• Exercise aim: Locate the string "text" throughout the material and copy every line in which it occurs.

Dataset rows
>>>
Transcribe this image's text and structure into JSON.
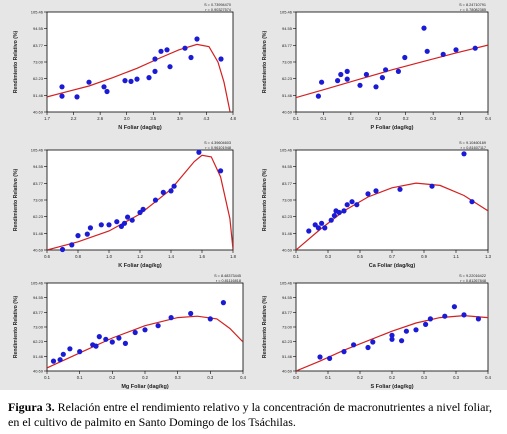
{
  "caption": {
    "label": "Figura 3.",
    "text": "Relación entre el rendimiento relativo y la concentración de macronutrientes a nivel foliar, en el cultivo de palmito en Santo Domingo de los Tsáchilas."
  },
  "colors": {
    "point": "#1b1bd6",
    "curve": "#d42020",
    "panel": "#e6e6e6",
    "plot_bg": "#ffffff"
  },
  "chart_data": [
    {
      "type": "scatter",
      "xlabel": "N Foliar (dag/kg)",
      "ylabel": "Rendimiento Relativo (%)",
      "stats": [
        "S = 0.73994470",
        "r = 0.90327574"
      ],
      "xticks": [
        "1.7",
        "2.2",
        "2.6",
        "3.0",
        "3.5",
        "3.9",
        "4.3",
        "4.8"
      ],
      "yticks": [
        "40.69",
        "51.46",
        "62.23",
        "73.00",
        "83.77",
        "94.55",
        "105.46"
      ],
      "xlim": [
        1.7,
        4.8
      ],
      "ylim": [
        40.69,
        105.46
      ],
      "points": [
        [
          1.95,
          57
        ],
        [
          1.95,
          51
        ],
        [
          2.2,
          50.5
        ],
        [
          2.4,
          60
        ],
        [
          2.65,
          57
        ],
        [
          2.7,
          54
        ],
        [
          3.0,
          61
        ],
        [
          3.1,
          60.5
        ],
        [
          3.2,
          62
        ],
        [
          3.4,
          63
        ],
        [
          3.5,
          67
        ],
        [
          3.5,
          75
        ],
        [
          3.6,
          80
        ],
        [
          3.7,
          81
        ],
        [
          3.75,
          70
        ],
        [
          4.0,
          82
        ],
        [
          4.1,
          76
        ],
        [
          4.2,
          88
        ],
        [
          4.6,
          75
        ]
      ],
      "curve": [
        [
          1.7,
          50.5
        ],
        [
          2.0,
          53.5
        ],
        [
          2.4,
          57.5
        ],
        [
          2.8,
          63
        ],
        [
          3.2,
          69
        ],
        [
          3.6,
          76
        ],
        [
          3.9,
          81
        ],
        [
          4.2,
          84.5
        ],
        [
          4.4,
          83
        ],
        [
          4.55,
          73
        ],
        [
          4.65,
          60
        ],
        [
          4.75,
          41
        ]
      ]
    },
    {
      "type": "scatter",
      "xlabel": "P Foliar (dag/kg)",
      "ylabel": "Rendimiento Relativo (%)",
      "stats": [
        "S = 8.24710791",
        "r = 0.78082385"
      ],
      "xticks": [
        "0.1",
        "0.1",
        "0.2",
        "0.2",
        "0.2",
        "0.3",
        "0.3",
        "0.4"
      ],
      "yticks": [
        "40.69",
        "51.46",
        "62.23",
        "73.00",
        "83.77",
        "94.55",
        "105.46"
      ],
      "xlim": [
        0.1,
        0.4
      ],
      "ylim": [
        40.69,
        105.46
      ],
      "points": [
        [
          0.135,
          51
        ],
        [
          0.14,
          60
        ],
        [
          0.165,
          61
        ],
        [
          0.17,
          65
        ],
        [
          0.18,
          67
        ],
        [
          0.18,
          62
        ],
        [
          0.2,
          58
        ],
        [
          0.21,
          65
        ],
        [
          0.225,
          57
        ],
        [
          0.235,
          63
        ],
        [
          0.24,
          68
        ],
        [
          0.26,
          67
        ],
        [
          0.27,
          76
        ],
        [
          0.3,
          95
        ],
        [
          0.305,
          80
        ],
        [
          0.33,
          78
        ],
        [
          0.35,
          81
        ],
        [
          0.38,
          82
        ]
      ],
      "curve": [
        [
          0.1,
          50
        ],
        [
          0.15,
          56
        ],
        [
          0.2,
          62
        ],
        [
          0.25,
          68
        ],
        [
          0.3,
          73.5
        ],
        [
          0.35,
          79
        ],
        [
          0.4,
          84
        ]
      ]
    },
    {
      "type": "scatter",
      "xlabel": "K Foliar (dag/kg)",
      "ylabel": "Rendimiento Relativo (%)",
      "stats": [
        "S = 4.39604603",
        "r = 0.96101948"
      ],
      "xticks": [
        "0.6",
        "0.8",
        "1.0",
        "1.2",
        "1.4",
        "1.6",
        "1.8"
      ],
      "yticks": [
        "40.69",
        "51.46",
        "62.23",
        "73.00",
        "83.77",
        "94.55",
        "105.46"
      ],
      "xlim": [
        0.6,
        1.8
      ],
      "ylim": [
        40.69,
        105.46
      ],
      "points": [
        [
          0.7,
          41
        ],
        [
          0.76,
          44
        ],
        [
          0.8,
          50
        ],
        [
          0.86,
          51
        ],
        [
          0.88,
          55
        ],
        [
          0.95,
          57
        ],
        [
          1.0,
          57
        ],
        [
          1.05,
          59
        ],
        [
          1.08,
          56
        ],
        [
          1.1,
          58
        ],
        [
          1.12,
          62
        ],
        [
          1.15,
          60
        ],
        [
          1.2,
          65
        ],
        [
          1.22,
          67
        ],
        [
          1.3,
          73
        ],
        [
          1.35,
          78
        ],
        [
          1.4,
          79
        ],
        [
          1.42,
          82
        ],
        [
          1.58,
          104
        ],
        [
          1.72,
          92
        ]
      ],
      "curve": [
        [
          0.6,
          40.7
        ],
        [
          0.8,
          46
        ],
        [
          1.0,
          53
        ],
        [
          1.2,
          64
        ],
        [
          1.4,
          80
        ],
        [
          1.55,
          98
        ],
        [
          1.6,
          102
        ],
        [
          1.66,
          101
        ],
        [
          1.72,
          88
        ],
        [
          1.78,
          61
        ],
        [
          1.8,
          41
        ]
      ]
    },
    {
      "type": "scatter",
      "xlabel": "Ca Foliar (dag/kg)",
      "ylabel": "Rendimiento Relativo (%)",
      "stats": [
        "S = 9.10460169",
        "r = 0.81607117"
      ],
      "xticks": [
        "0.1",
        "0.3",
        "0.5",
        "0.7",
        "0.9",
        "1.1",
        "1.3"
      ],
      "yticks": [
        "40.69",
        "51.46",
        "62.23",
        "73.00",
        "83.77",
        "94.55",
        "105.46"
      ],
      "xlim": [
        0.1,
        1.3
      ],
      "ylim": [
        40.69,
        105.46
      ],
      "points": [
        [
          0.18,
          53
        ],
        [
          0.22,
          57
        ],
        [
          0.24,
          55
        ],
        [
          0.26,
          58
        ],
        [
          0.28,
          55
        ],
        [
          0.32,
          60
        ],
        [
          0.34,
          63
        ],
        [
          0.35,
          66
        ],
        [
          0.37,
          65
        ],
        [
          0.4,
          66
        ],
        [
          0.42,
          70
        ],
        [
          0.45,
          72
        ],
        [
          0.48,
          70
        ],
        [
          0.55,
          77
        ],
        [
          0.6,
          79
        ],
        [
          0.75,
          80
        ],
        [
          0.95,
          82
        ],
        [
          1.15,
          103
        ],
        [
          1.2,
          72
        ]
      ],
      "curve": [
        [
          0.1,
          40.7
        ],
        [
          0.25,
          54
        ],
        [
          0.4,
          66
        ],
        [
          0.55,
          75
        ],
        [
          0.7,
          81
        ],
        [
          0.85,
          84
        ],
        [
          1.0,
          82.5
        ],
        [
          1.15,
          76
        ],
        [
          1.3,
          66
        ]
      ]
    },
    {
      "type": "scatter",
      "xlabel": "Mg Foliar (dag/kg)",
      "ylabel": "Rendimiento Relativo (%)",
      "stats": [
        "S = 8.48373445",
        "r = 0.81116818"
      ],
      "xticks": [
        "0.1",
        "0.1",
        "0.2",
        "0.2",
        "0.3",
        "0.3",
        "0.4"
      ],
      "yticks": [
        "40.69",
        "51.46",
        "62.23",
        "73.00",
        "83.77",
        "94.55",
        "105.46"
      ],
      "xlim": [
        0.1,
        0.4
      ],
      "ylim": [
        40.69,
        105.46
      ],
      "points": [
        [
          0.11,
          48
        ],
        [
          0.12,
          49
        ],
        [
          0.125,
          53
        ],
        [
          0.135,
          57
        ],
        [
          0.15,
          55
        ],
        [
          0.17,
          60
        ],
        [
          0.175,
          59
        ],
        [
          0.18,
          66
        ],
        [
          0.19,
          64
        ],
        [
          0.2,
          62
        ],
        [
          0.21,
          65
        ],
        [
          0.22,
          61
        ],
        [
          0.235,
          69
        ],
        [
          0.25,
          71
        ],
        [
          0.27,
          74
        ],
        [
          0.29,
          80
        ],
        [
          0.32,
          83
        ],
        [
          0.35,
          79
        ],
        [
          0.37,
          91
        ]
      ],
      "curve": [
        [
          0.1,
          43
        ],
        [
          0.15,
          54
        ],
        [
          0.2,
          65
        ],
        [
          0.25,
          74
        ],
        [
          0.3,
          80
        ],
        [
          0.33,
          81
        ],
        [
          0.36,
          79
        ],
        [
          0.38,
          72
        ],
        [
          0.4,
          62
        ]
      ]
    },
    {
      "type": "scatter",
      "xlabel": "S Foliar (dag/kg)",
      "ylabel": "Rendimiento Relativo (%)",
      "stats": [
        "S = 9.22016422",
        "r = 0.81267848"
      ],
      "xticks": [
        "0.0",
        "0.1",
        "0.2",
        "0.2",
        "0.3",
        "0.3",
        "0.4"
      ],
      "yticks": [
        "40.69",
        "51.46",
        "62.23",
        "73.00",
        "83.77",
        "94.55",
        "105.46"
      ],
      "xlim": [
        0.0,
        0.4
      ],
      "ylim": [
        40.69,
        105.46
      ],
      "points": [
        [
          0.05,
          51
        ],
        [
          0.07,
          50
        ],
        [
          0.1,
          55
        ],
        [
          0.12,
          60
        ],
        [
          0.15,
          58
        ],
        [
          0.16,
          62
        ],
        [
          0.2,
          64
        ],
        [
          0.2,
          67
        ],
        [
          0.22,
          63
        ],
        [
          0.23,
          70
        ],
        [
          0.25,
          71
        ],
        [
          0.27,
          75
        ],
        [
          0.28,
          79
        ],
        [
          0.31,
          81
        ],
        [
          0.33,
          88
        ],
        [
          0.35,
          82
        ],
        [
          0.38,
          79
        ]
      ],
      "curve": [
        [
          0.0,
          40.7
        ],
        [
          0.05,
          48
        ],
        [
          0.1,
          56
        ],
        [
          0.15,
          63
        ],
        [
          0.2,
          70
        ],
        [
          0.25,
          76
        ],
        [
          0.3,
          80
        ],
        [
          0.35,
          81.5
        ],
        [
          0.4,
          80
        ]
      ]
    }
  ]
}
<<<
• Reply:
Transcribe this image's text and structure into JSON.
    "text": "Relación entre el rendimiento relativo y la concentración de macronutrientes a nivel foliar, en el cultivo de palmito en Santo Domingo de los Tsáchilas."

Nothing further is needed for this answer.